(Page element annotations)
+ + + + + + +

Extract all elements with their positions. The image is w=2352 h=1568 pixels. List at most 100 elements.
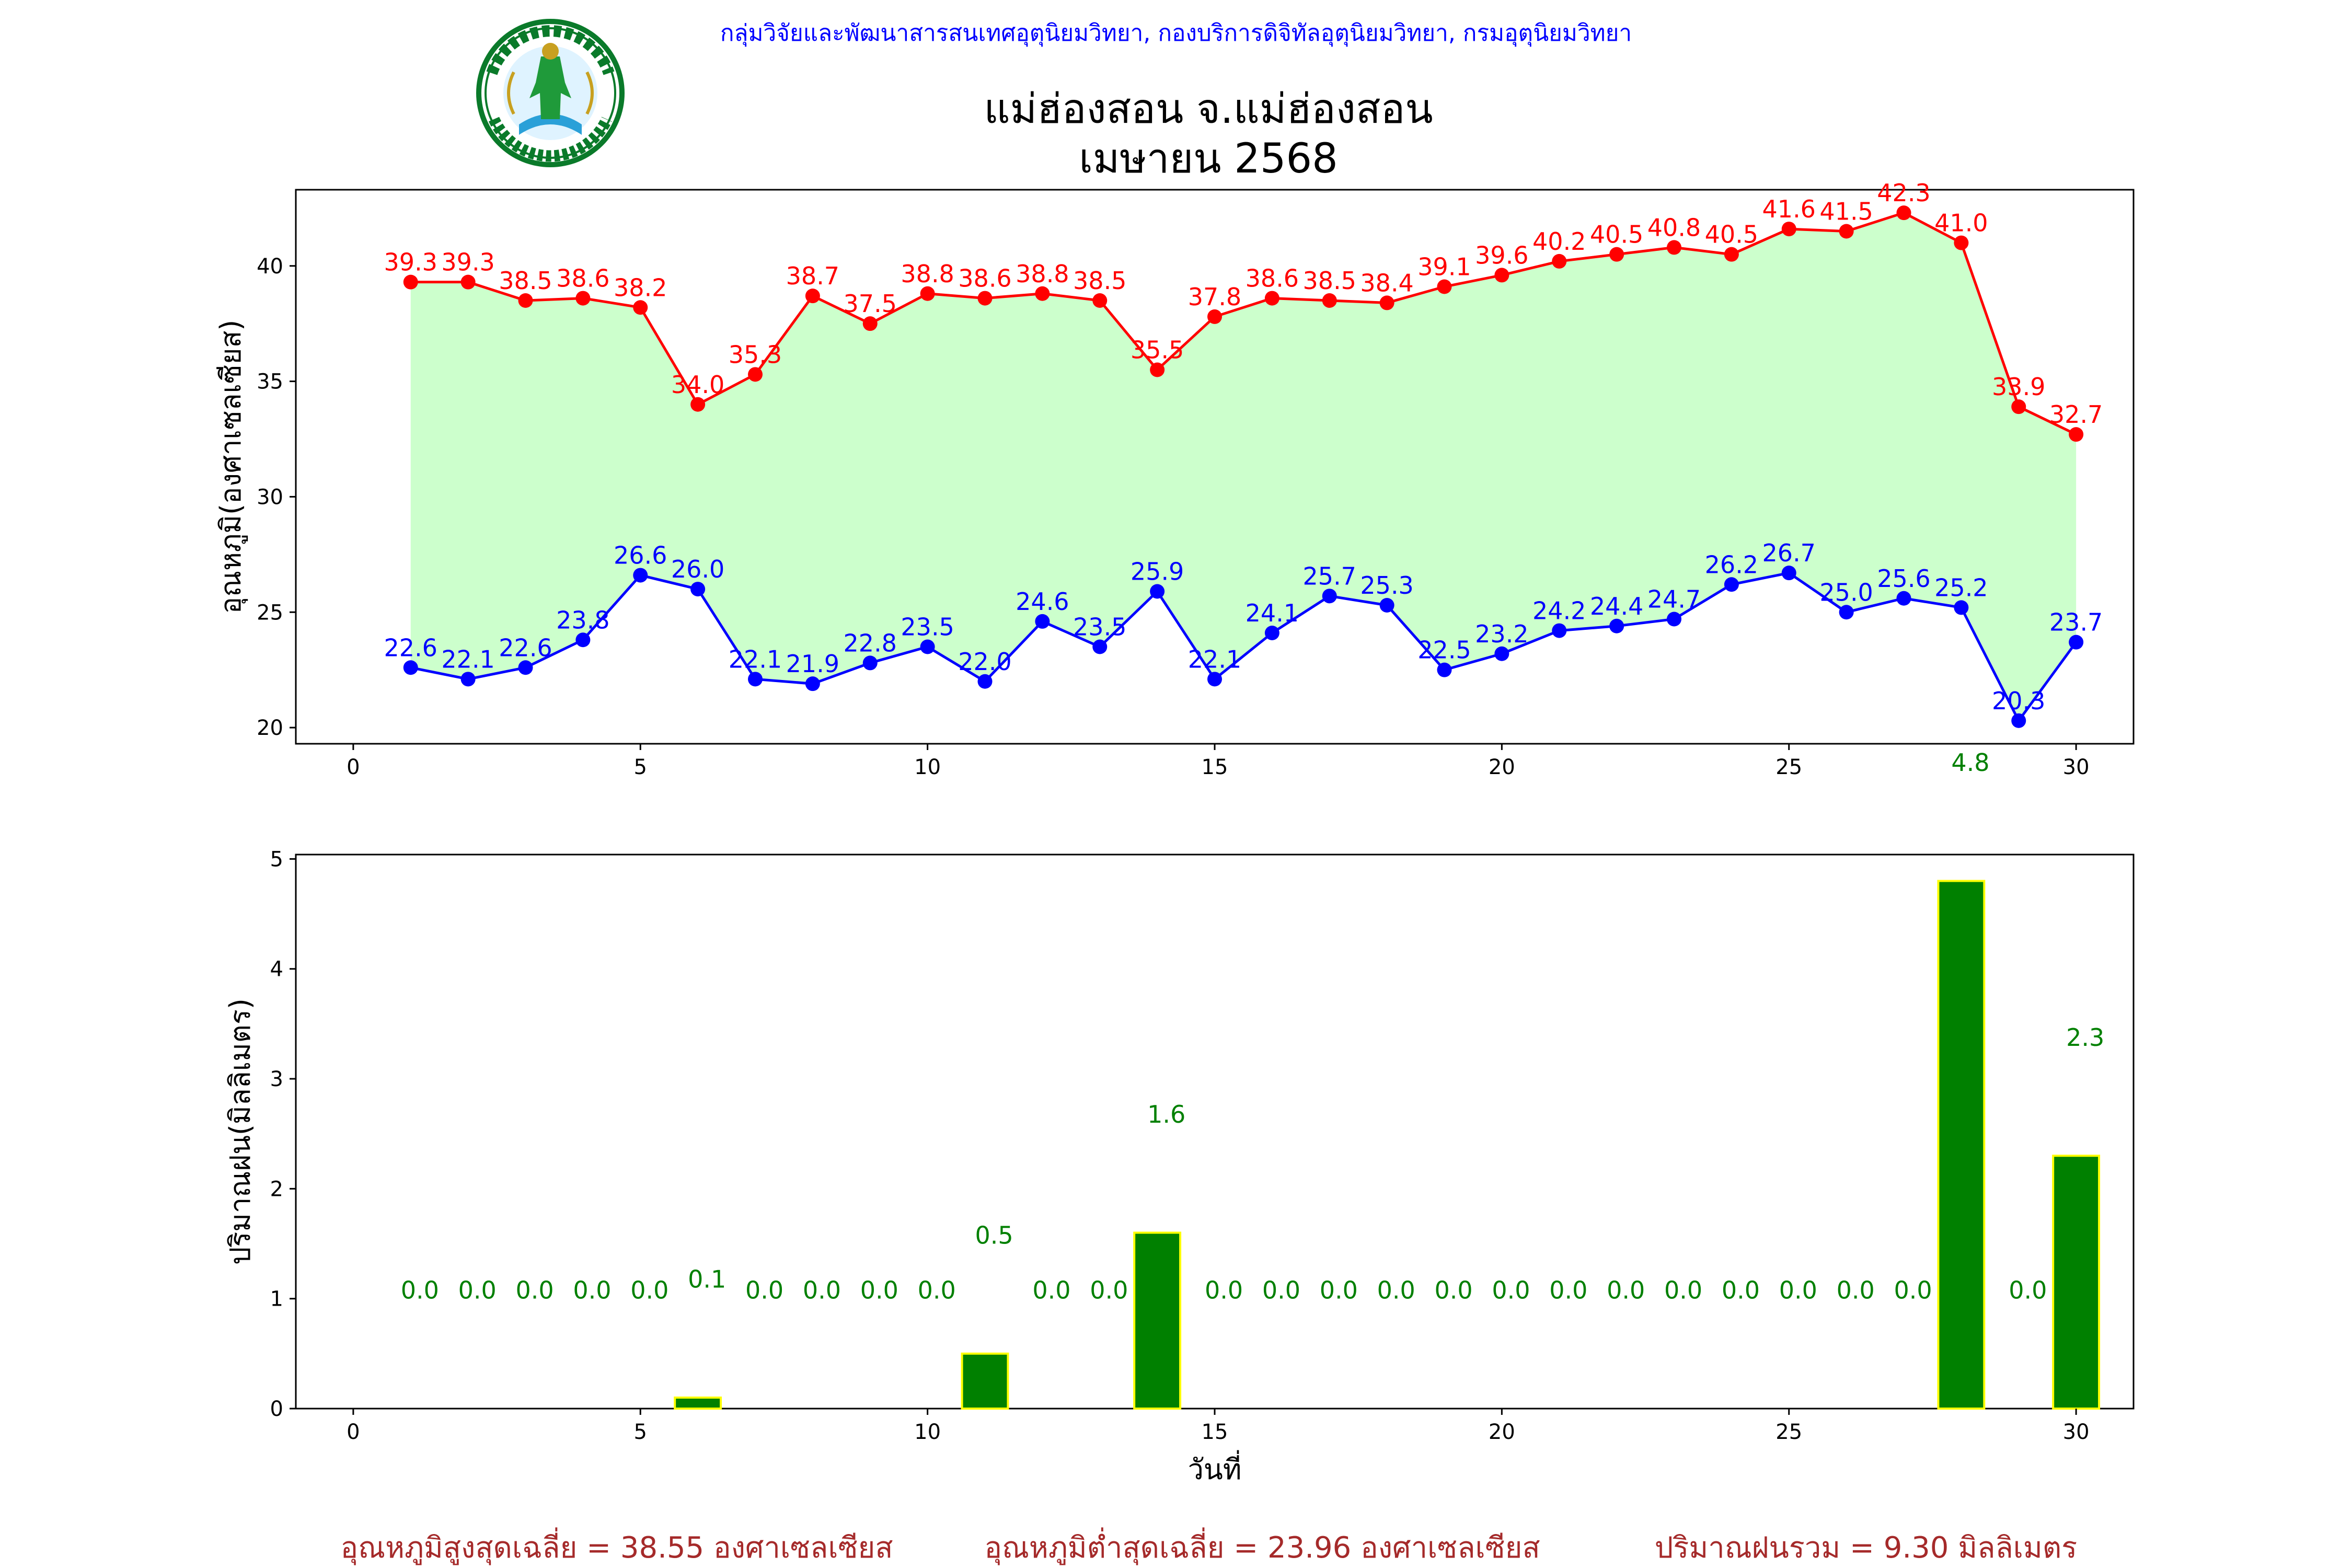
min-temp-label: 23.5 xyxy=(1073,613,1126,641)
min-temp-label: 20.3 xyxy=(1992,687,2045,715)
max-temp-label: 40.8 xyxy=(1647,213,1701,241)
x-tick-label: 10 xyxy=(914,755,941,779)
max-temp-label: 42.3 xyxy=(1877,179,1930,207)
min-temp-label: 22.1 xyxy=(729,645,782,673)
max-temp-label: 39.3 xyxy=(441,248,494,276)
temperature-plot: 39.3 39.338.5 38.6 38.234.035.338.737.538.8… xyxy=(214,179,2135,779)
max-temp-label: 35.5 xyxy=(1131,336,1184,364)
rain-label: 0.0 xyxy=(1262,1276,1300,1305)
max-temp-label: 37.5 xyxy=(844,290,897,318)
rain-label: 0.0 xyxy=(1377,1276,1415,1305)
y-tick-label: 35 xyxy=(257,370,283,394)
x-tick-label: 0 xyxy=(347,755,360,779)
min-temp-label: 22.0 xyxy=(958,648,1011,676)
rainfall-plot-frame xyxy=(295,854,2135,1410)
rain-bar xyxy=(1133,1231,1182,1410)
rain-label: 0.0 xyxy=(1779,1276,1817,1305)
max-temp-label: 34.0 xyxy=(671,371,724,399)
max-temp-label: 39.6 xyxy=(1475,241,1528,269)
max-temp-point xyxy=(1839,224,1854,239)
min-temp-point xyxy=(1494,646,1509,661)
max-temp-point xyxy=(1379,295,1394,310)
max-temp-label: 37.8 xyxy=(1188,283,1241,311)
rain-bar xyxy=(2052,1155,2101,1410)
min-temp-point xyxy=(1724,577,1739,592)
rain-label: 0.0 xyxy=(1492,1276,1530,1305)
min-temp-point xyxy=(1954,600,1969,615)
min-temp-point xyxy=(1264,626,1279,640)
max-temp-point xyxy=(1437,279,1452,294)
min-temp-point xyxy=(1035,614,1050,629)
temperature-range-fill xyxy=(410,213,2077,721)
max-temp-point xyxy=(1552,253,1567,269)
rain-label: 0.0 xyxy=(1664,1276,1702,1305)
max-temp-point xyxy=(862,316,878,331)
x-tick-label: 30 xyxy=(2063,755,2090,779)
rain-label: 0.0 xyxy=(1549,1276,1587,1305)
max-temp-label: 35.3 xyxy=(729,340,782,368)
rain-label: 0.0 xyxy=(458,1276,497,1305)
x-tick-label: 25 xyxy=(1775,1420,1802,1444)
min-temp-point xyxy=(805,676,820,691)
max-temp-point xyxy=(2069,427,2084,442)
max-temp-point xyxy=(748,367,763,382)
min-temp-point xyxy=(2069,635,2084,650)
rainfall-x-ticks: 0 5 10 15 20 25 30 xyxy=(347,1409,2090,1444)
min-temp-label: 25.0 xyxy=(1819,578,1873,606)
x-tick-label: 10 xyxy=(914,1420,941,1444)
temperature-y-ticks: 20 25 30 35 40 xyxy=(257,255,296,740)
x-tick-label: 5 xyxy=(634,755,647,779)
max-temp-label: 38.5 xyxy=(1303,267,1356,295)
rain-label: 0.0 xyxy=(516,1276,554,1305)
max-temp-label: 40.5 xyxy=(1590,221,1643,249)
min-temp-point xyxy=(1150,584,1165,599)
max-temp-label: 38.5 xyxy=(1073,267,1126,295)
rain-label: 2.3 xyxy=(2066,1023,2104,1052)
max-temp-point xyxy=(575,291,591,306)
min-temp-label: 25.9 xyxy=(1131,558,1184,586)
y-tick-label: 40 xyxy=(257,255,283,279)
max-temp-point xyxy=(1494,268,1509,283)
rainfall-y-axis-label: ปริมาณฝน(มิลลิเมตร) xyxy=(224,998,257,1265)
min-temp-point xyxy=(575,632,591,648)
rain-label: 0.0 xyxy=(745,1276,783,1305)
max-temp-point xyxy=(2011,399,2026,414)
max-temp-point xyxy=(690,397,706,412)
max-temp-point xyxy=(460,274,476,290)
min-temp-label: 25.2 xyxy=(1934,573,1988,602)
max-temp-point xyxy=(1896,205,1911,221)
min-temp-point xyxy=(1667,612,1681,627)
chart-title-line2: เมษายน 2568 xyxy=(1079,135,1338,182)
max-temp-label: 40.5 xyxy=(1705,221,1758,249)
max-temp-point xyxy=(1954,235,1969,250)
rain-label: 1.6 xyxy=(1147,1100,1185,1128)
min-temp-point xyxy=(748,672,763,687)
x-tick-label: 0 xyxy=(347,1420,360,1444)
rain-label: 0.0 xyxy=(803,1276,841,1305)
min-temperature-labels: 22.6 22.1 22.623.826.6 26.022.1 21.922.823.5… xyxy=(384,539,2103,715)
min-temp-point xyxy=(1552,623,1567,638)
min-temp-point xyxy=(460,672,476,687)
rain-label: 0.5 xyxy=(975,1221,1013,1250)
rain-label: 0.0 xyxy=(1435,1276,1473,1305)
rain-label: 0.0 xyxy=(918,1276,956,1305)
max-temp-point xyxy=(1724,247,1739,262)
max-temp-label: 38.6 xyxy=(1246,264,1299,293)
temperature-y-axis-label: อุณหภูมิ(องศาเซลเซียส) xyxy=(214,320,248,614)
max-temp-point xyxy=(805,289,820,304)
max-temp-label: 38.8 xyxy=(1016,260,1069,288)
max-temp-label: 38.2 xyxy=(614,273,667,302)
y-tick-label: 2 xyxy=(270,1177,283,1201)
max-temp-label: 39.3 xyxy=(384,248,437,276)
rainfall-y-ticks: 0 1 2 3 4 5 xyxy=(270,847,296,1421)
min-temp-point xyxy=(1896,591,1911,606)
min-temp-label: 23.8 xyxy=(556,606,609,634)
max-temperature-labels: 39.3 39.338.5 38.6 38.234.035.338.737.538.8… xyxy=(384,179,2103,429)
rainfall-labels: 0.0 0.0 0.0 0.0 0.0 0.1 0.0 0.0 0.0 0.0 0.5 0.0 0.0 1… xyxy=(401,748,2105,1305)
min-temp-label: 25.6 xyxy=(1877,564,1930,593)
rain-label: 0.0 xyxy=(1894,1276,1932,1305)
max-temp-label: 40.2 xyxy=(1532,227,1586,256)
min-temp-point xyxy=(1092,639,1108,654)
min-temp-point xyxy=(862,655,878,671)
rain-label: 0.0 xyxy=(1722,1276,1760,1305)
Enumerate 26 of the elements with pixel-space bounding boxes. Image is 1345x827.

+ + + + + + +

- [TASK TO CARRY OUT]: Repeat the stretch of the records above from the line containing "min-temp-label: 23.5 xyxy=(1073,613,1126,641)" through the line containing "min-temp-label: 22.1 xyxy=(729,645,782,673)", both included.

- [SOLUTION BELOW]:
min-temp-label: 23.5 xyxy=(1073,613,1126,641)
min-temp-label: 20.3 xyxy=(1992,687,2045,715)
max-temp-label: 40.8 xyxy=(1647,213,1701,241)
x-tick-label: 10 xyxy=(914,755,941,779)
max-temp-label: 42.3 xyxy=(1877,179,1930,207)
min-temp-label: 22.1 xyxy=(729,645,782,673)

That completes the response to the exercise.